Exercise task:
Write out each line exactly as it stands, please.

• • •

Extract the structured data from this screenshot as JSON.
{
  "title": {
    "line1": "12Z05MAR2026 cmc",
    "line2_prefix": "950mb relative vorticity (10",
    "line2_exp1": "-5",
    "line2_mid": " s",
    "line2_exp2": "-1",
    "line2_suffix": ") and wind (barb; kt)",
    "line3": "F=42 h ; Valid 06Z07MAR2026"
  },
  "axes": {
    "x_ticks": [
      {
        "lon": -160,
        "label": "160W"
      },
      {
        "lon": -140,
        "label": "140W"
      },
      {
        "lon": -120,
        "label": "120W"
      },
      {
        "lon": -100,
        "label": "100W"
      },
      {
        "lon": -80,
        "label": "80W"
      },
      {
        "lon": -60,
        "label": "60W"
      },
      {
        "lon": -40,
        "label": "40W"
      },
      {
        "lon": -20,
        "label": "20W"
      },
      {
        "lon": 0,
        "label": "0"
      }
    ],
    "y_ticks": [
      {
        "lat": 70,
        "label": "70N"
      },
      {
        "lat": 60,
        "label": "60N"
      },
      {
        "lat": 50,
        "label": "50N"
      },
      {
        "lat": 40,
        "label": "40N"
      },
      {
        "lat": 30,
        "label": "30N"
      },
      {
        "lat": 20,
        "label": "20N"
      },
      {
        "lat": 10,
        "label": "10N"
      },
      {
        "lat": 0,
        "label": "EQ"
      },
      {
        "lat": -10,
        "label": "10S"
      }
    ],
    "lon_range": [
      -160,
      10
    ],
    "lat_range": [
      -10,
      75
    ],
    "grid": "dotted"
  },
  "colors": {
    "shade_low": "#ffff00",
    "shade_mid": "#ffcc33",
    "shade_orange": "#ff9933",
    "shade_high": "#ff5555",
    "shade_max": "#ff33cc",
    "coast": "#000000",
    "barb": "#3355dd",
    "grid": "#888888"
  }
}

• • •

Response to the exercise:
Extract the structured data from this screenshot as JSON.
{
  "title": {
    "line1": "12Z05MAR2026 cmc",
    "line2_prefix": "950mb relative vorticity (10",
    "line2_exp1": "-5",
    "line2_mid": " s",
    "line2_exp2": "-1",
    "line2_suffix": ") and wind (barb; kt)",
    "line3": "F=42 h ; Valid 06Z07MAR2026"
  },
  "axes": {
    "x_ticks": [
      {
        "lon": -160,
        "label": "160W"
      },
      {
        "lon": -140,
        "label": "140W"
      },
      {
        "lon": -120,
        "label": "120W"
      },
      {
        "lon": -100,
        "label": "100W"
      },
      {
        "lon": -80,
        "label": "80W"
      },
      {
        "lon": -60,
        "label": "60W"
      },
      {
        "lon": -40,
        "label": "40W"
      },
      {
        "lon": -20,
        "label": "20W"
      },
      {
        "lon": 0,
        "label": "0"
      }
    ],
    "y_ticks": [
      {
        "lat": 70,
        "label": "70N"
      },
      {
        "lat": 60,
        "label": "60N"
      },
      {
        "lat": 50,
        "label": "50N"
      },
      {
        "lat": 40,
        "label": "40N"
      },
      {
        "lat": 30,
        "label": "30N"
      },
      {
        "lat": 20,
        "label": "20N"
      },
      {
        "lat": 10,
        "label": "10N"
      },
      {
        "lat": 0,
        "label": "EQ"
      },
      {
        "lat": -10,
        "label": "10S"
      }
    ],
    "lon_range": [
      -160,
      10
    ],
    "lat_range": [
      -10,
      75
    ],
    "grid": "dotted"
  },
  "colors": {
    "shade_low": "#ffff00",
    "shade_mid": "#ffcc33",
    "shade_orange": "#ff9933",
    "shade_high": "#ff5555",
    "shade_max": "#ff33cc",
    "coast": "#000000",
    "barb": "#3355dd",
    "grid": "#888888"
  }
}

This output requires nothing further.